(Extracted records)
——————————

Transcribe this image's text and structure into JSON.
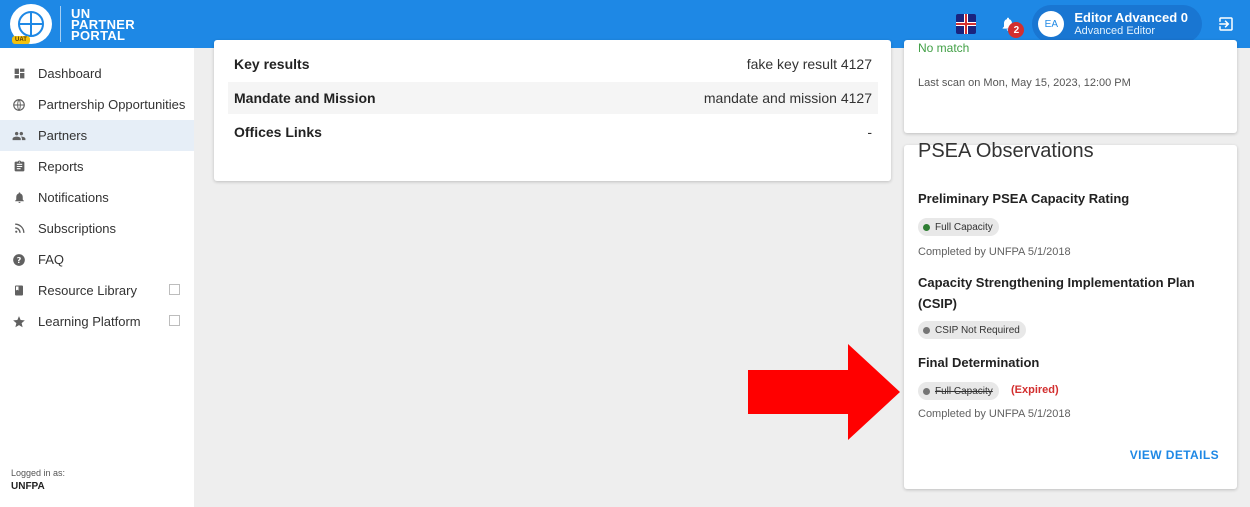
{
  "header": {
    "logo_text_lines": [
      "UN",
      "PARTNER",
      "PORTAL"
    ],
    "env_badge": "UAT",
    "notification_count": "2",
    "user": {
      "initials": "EA",
      "name": "Editor Advanced 0",
      "role": "Advanced Editor"
    }
  },
  "sidebar": {
    "items": [
      {
        "label": "Dashboard",
        "icon": "dashboard-icon"
      },
      {
        "label": "Partnership Opportunities",
        "icon": "globe-icon"
      },
      {
        "label": "Partners",
        "icon": "people-icon",
        "active": true
      },
      {
        "label": "Reports",
        "icon": "clipboard-icon"
      },
      {
        "label": "Notifications",
        "icon": "bell-icon"
      },
      {
        "label": "Subscriptions",
        "icon": "rss-icon"
      },
      {
        "label": "FAQ",
        "icon": "help-icon"
      },
      {
        "label": "Resource Library",
        "icon": "book-icon",
        "external": true
      },
      {
        "label": "Learning Platform",
        "icon": "star-icon",
        "external": true
      }
    ],
    "logged_in_label": "Logged in as:",
    "logged_in_org": "UNFPA"
  },
  "main": {
    "rows": [
      {
        "key": "Key results",
        "value": "fake key result 4127"
      },
      {
        "key": "Mandate and Mission",
        "value": "mandate and mission 4127"
      },
      {
        "key": "Offices Links",
        "value": "-"
      }
    ]
  },
  "scan": {
    "status": "No match",
    "last_scan": "Last scan on Mon, May 15, 2023, 12:00 PM"
  },
  "psea": {
    "title": "PSEA Observations",
    "preliminary": {
      "title": "Preliminary PSEA Capacity Rating",
      "chip": "Full Capacity",
      "chip_color": "#2e7d32",
      "completed": "Completed by UNFPA 5/1/2018"
    },
    "csip": {
      "title_line1": "Capacity Strengthening Implementation Plan",
      "title_line2": "(CSIP)",
      "chip": "CSIP Not Required",
      "chip_color": "#757575"
    },
    "final": {
      "title": "Final Determination",
      "chip": "Full Capacity",
      "chip_color": "#757575",
      "expired": "(Expired)",
      "completed": "Completed by UNFPA 5/1/2018"
    },
    "view_details": "VIEW DETAILS"
  },
  "colors": {
    "header": "#1e88e5",
    "accent": "#1e88e5",
    "arrow": "#ff0000",
    "expired": "#d32f2f",
    "no_match": "#43a047"
  }
}
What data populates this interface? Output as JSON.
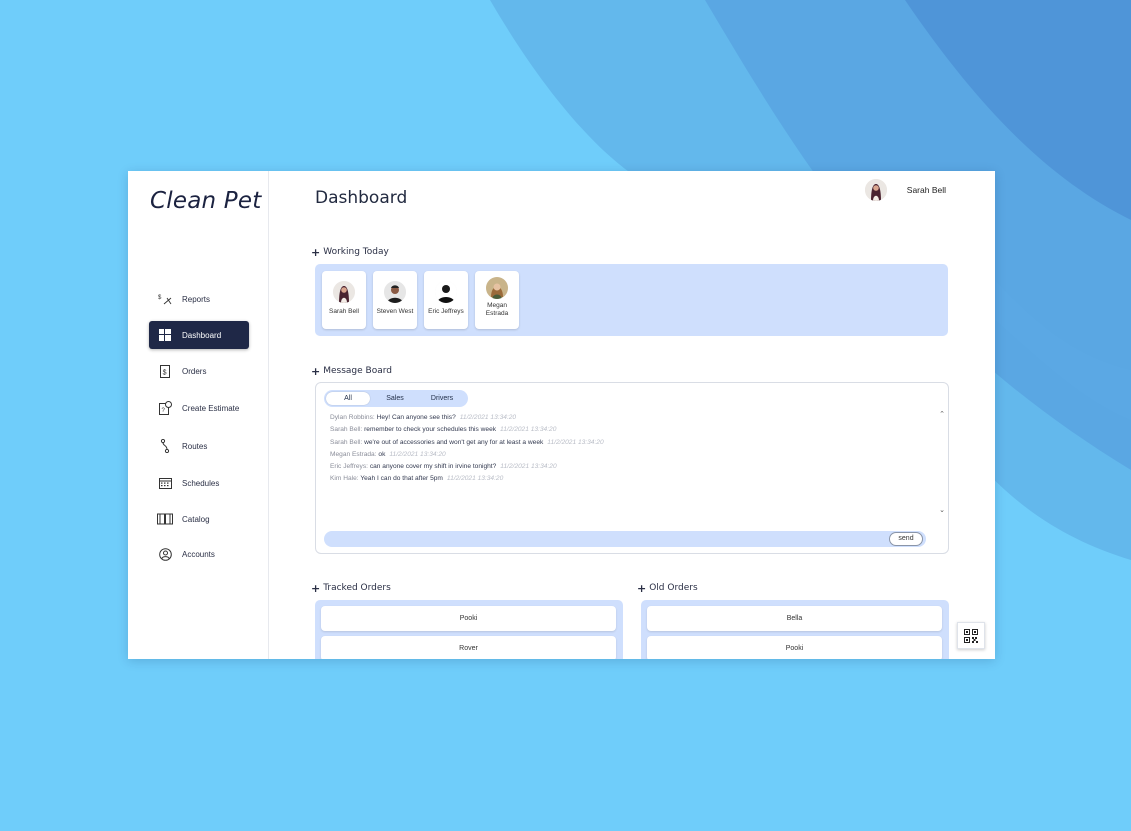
{
  "app": {
    "logo": "Clean Pet"
  },
  "sidebar": {
    "items": [
      {
        "label": "Reports",
        "icon": "reports-icon",
        "active": false
      },
      {
        "label": "Dashboard",
        "icon": "dashboard-icon",
        "active": true
      },
      {
        "label": "Orders",
        "icon": "orders-icon",
        "active": false
      },
      {
        "label": "Create Estimate",
        "icon": "estimate-icon",
        "active": false
      },
      {
        "label": "Routes",
        "icon": "routes-icon",
        "active": false
      },
      {
        "label": "Schedules",
        "icon": "calendar-icon",
        "active": false
      },
      {
        "label": "Catalog",
        "icon": "catalog-icon",
        "active": false
      },
      {
        "label": "Accounts",
        "icon": "account-icon",
        "active": false
      }
    ]
  },
  "header": {
    "title": "Dashboard",
    "user_name": "Sarah Bell"
  },
  "working_today": {
    "heading": "Working Today",
    "people": [
      {
        "name": "Sarah Bell"
      },
      {
        "name": "Steven West"
      },
      {
        "name": "Eric Jeffreys"
      },
      {
        "name": "Megan Estrada"
      }
    ]
  },
  "message_board": {
    "heading": "Message Board",
    "filters": [
      "All",
      "Sales",
      "Drivers"
    ],
    "selected_filter": "All",
    "messages": [
      {
        "author": "Dylan Robbins:",
        "text": "Hey! Can anyone see this?",
        "time": "11/2/2021 13:34:20"
      },
      {
        "author": "Sarah Bell:",
        "text": "remember to check your schedules this week",
        "time": "11/2/2021 13:34:20"
      },
      {
        "author": "Sarah Bell:",
        "text": "we're out of accessories and won't get any for at least a week",
        "time": "11/2/2021 13:34:20"
      },
      {
        "author": "Megan Estrada:",
        "text": "ok",
        "time": "11/2/2021 13:34:20"
      },
      {
        "author": "Eric Jeffreys:",
        "text": "can anyone cover my shift in irvine tonight?",
        "time": "11/2/2021 13:34:20"
      },
      {
        "author": "Kim Hale:",
        "text": "Yeah I can do that after 5pm",
        "time": "11/2/2021 13:34:20"
      }
    ],
    "input_value": "",
    "send_label": "send"
  },
  "tracked_orders": {
    "heading": "Tracked Orders",
    "items": [
      "Pooki",
      "Rover"
    ]
  },
  "old_orders": {
    "heading": "Old Orders",
    "items": [
      "Bella",
      "Pooki"
    ]
  },
  "colors": {
    "accent_light": "#cfdffd",
    "nav_active": "#1f2847",
    "background": "#6dcdfa"
  }
}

——————————

TASK OBJECTIVE: Display every line of the listing that contains the string "this".

COMPLETE OUTPUT:
Transcribe this image's text and structure into JSON.
What data populates this interface? Output as JSON.
        "text": "Hey! Can anyone see this?",
        "text": "remember to check your schedules this week",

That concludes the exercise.